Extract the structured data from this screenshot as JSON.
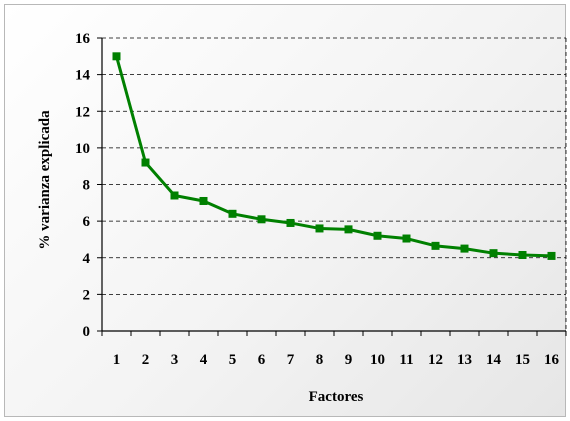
{
  "chart_data": {
    "type": "line",
    "title": "",
    "xlabel": "Factores",
    "ylabel": "% varianza explicada",
    "ylim": [
      0,
      16
    ],
    "yticks": [
      0,
      2,
      4,
      6,
      8,
      10,
      12,
      14,
      16
    ],
    "x": [
      1,
      2,
      3,
      4,
      5,
      6,
      7,
      8,
      9,
      10,
      11,
      12,
      13,
      14,
      15,
      16
    ],
    "series": [
      {
        "values": [
          15.0,
          9.2,
          7.4,
          7.1,
          6.4,
          6.1,
          5.9,
          5.6,
          5.55,
          5.2,
          5.05,
          4.65,
          4.5,
          4.25,
          4.15,
          4.1
        ],
        "color": "#008000",
        "marker": "square"
      }
    ],
    "grid": true,
    "legend": "none"
  }
}
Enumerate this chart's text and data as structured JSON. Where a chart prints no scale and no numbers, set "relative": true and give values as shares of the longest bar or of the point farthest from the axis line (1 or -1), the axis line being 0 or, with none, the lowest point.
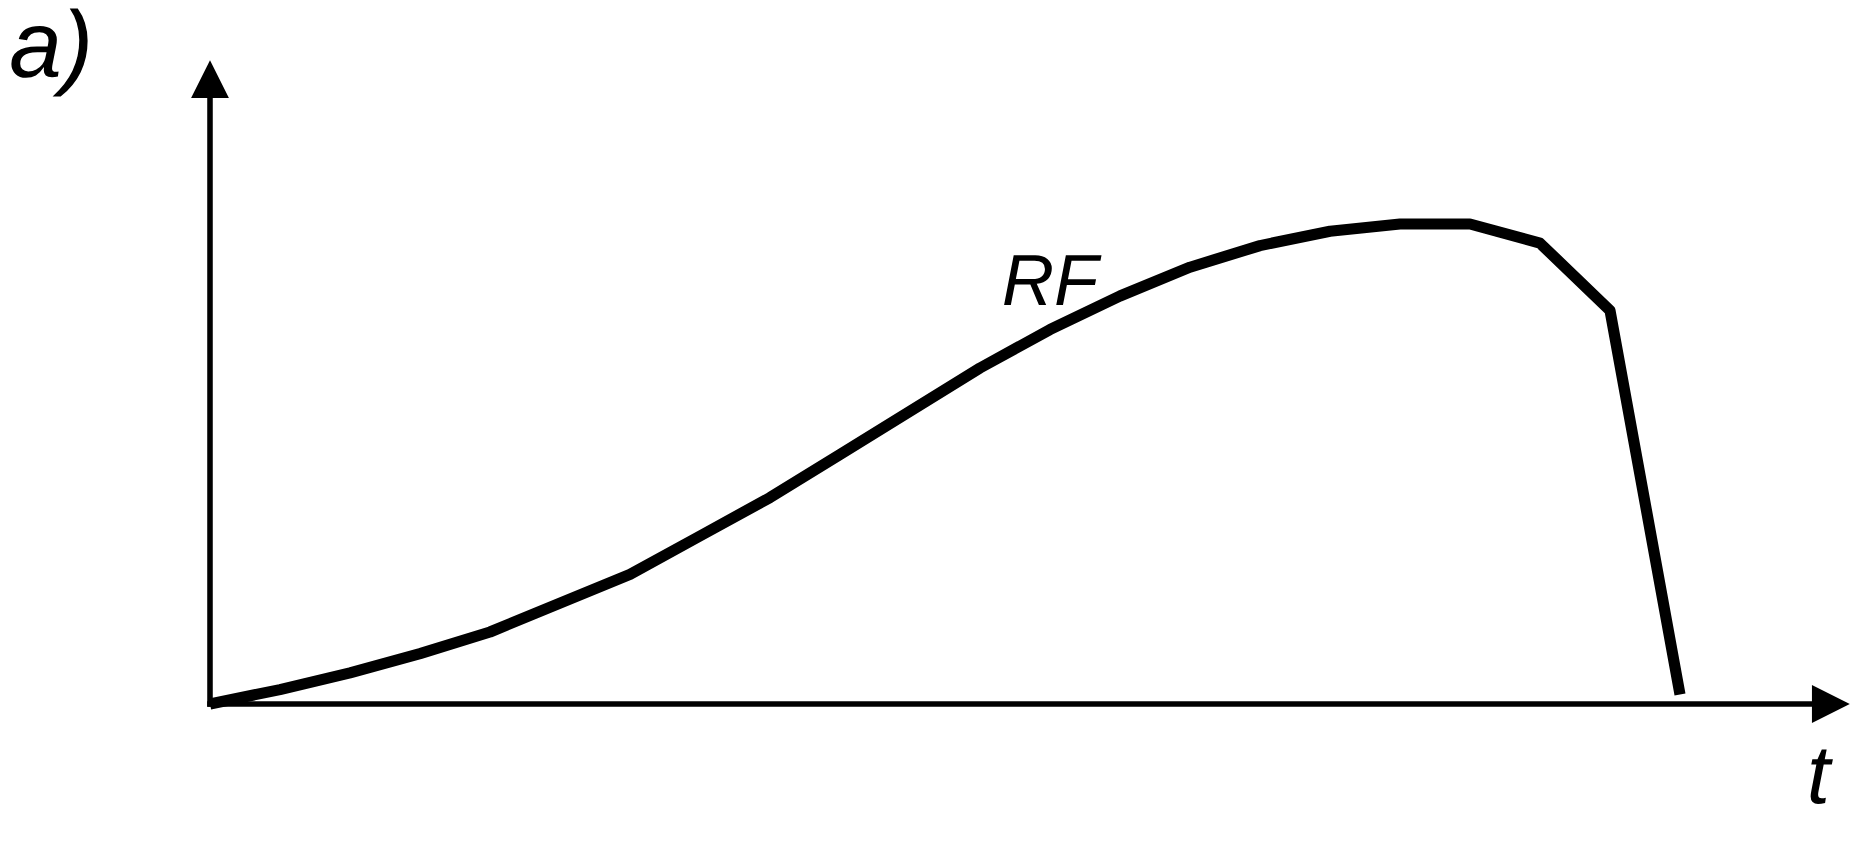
{
  "chart_data": {
    "type": "line",
    "relative": true,
    "xlabel": "t",
    "annotations": [
      "a)"
    ],
    "marker": "none",
    "line_style": "solid",
    "categories": [
      null,
      null,
      null,
      null,
      null,
      null,
      null,
      null,
      null,
      null,
      null,
      null,
      null,
      null,
      null,
      null,
      null,
      null,
      null,
      null,
      null,
      null
    ],
    "series": [
      {
        "name": "RF",
        "color": "#000000",
        "values": [
          0,
          0.03,
          0.065,
          0.105,
          0.15,
          0.21,
          0.27,
          0.35,
          0.43,
          0.52,
          0.61,
          0.7,
          0.78,
          0.85,
          0.91,
          0.955,
          0.985,
          1.0,
          1.0,
          0.96,
          0.82,
          0.02
        ]
      }
    ]
  }
}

INSTRUCTIONS FOR THE TASK: Without the pictures, write out all of the material exactly.

FULL ANSWER:
Extract the structured data from this screenshot as JSON.
{
  "chart_data": {
    "type": "line",
    "title": "",
    "xlabel": "Factores",
    "ylabel": "% varianza explicada",
    "ylim": [
      0,
      16
    ],
    "yticks": [
      0,
      2,
      4,
      6,
      8,
      10,
      12,
      14,
      16
    ],
    "x": [
      1,
      2,
      3,
      4,
      5,
      6,
      7,
      8,
      9,
      10,
      11,
      12,
      13,
      14,
      15,
      16
    ],
    "series": [
      {
        "values": [
          15.0,
          9.2,
          7.4,
          7.1,
          6.4,
          6.1,
          5.9,
          5.6,
          5.55,
          5.2,
          5.05,
          4.65,
          4.5,
          4.25,
          4.15,
          4.1
        ],
        "color": "#008000",
        "marker": "square"
      }
    ],
    "grid": true,
    "legend": "none"
  }
}
Enumerate this chart's text and data as structured JSON. Where a chart prints no scale and no numbers, set "relative": true and give values as shares of the longest bar or of the point farthest from the axis line (1 or -1), the axis line being 0 or, with none, the lowest point.
{
  "chart_data": {
    "type": "line",
    "relative": true,
    "xlabel": "t",
    "annotations": [
      "a)"
    ],
    "marker": "none",
    "line_style": "solid",
    "categories": [
      null,
      null,
      null,
      null,
      null,
      null,
      null,
      null,
      null,
      null,
      null,
      null,
      null,
      null,
      null,
      null,
      null,
      null,
      null,
      null,
      null,
      null
    ],
    "series": [
      {
        "name": "RF",
        "color": "#000000",
        "values": [
          0,
          0.03,
          0.065,
          0.105,
          0.15,
          0.21,
          0.27,
          0.35,
          0.43,
          0.52,
          0.61,
          0.7,
          0.78,
          0.85,
          0.91,
          0.955,
          0.985,
          1.0,
          1.0,
          0.96,
          0.82,
          0.02
        ]
      }
    ]
  }
}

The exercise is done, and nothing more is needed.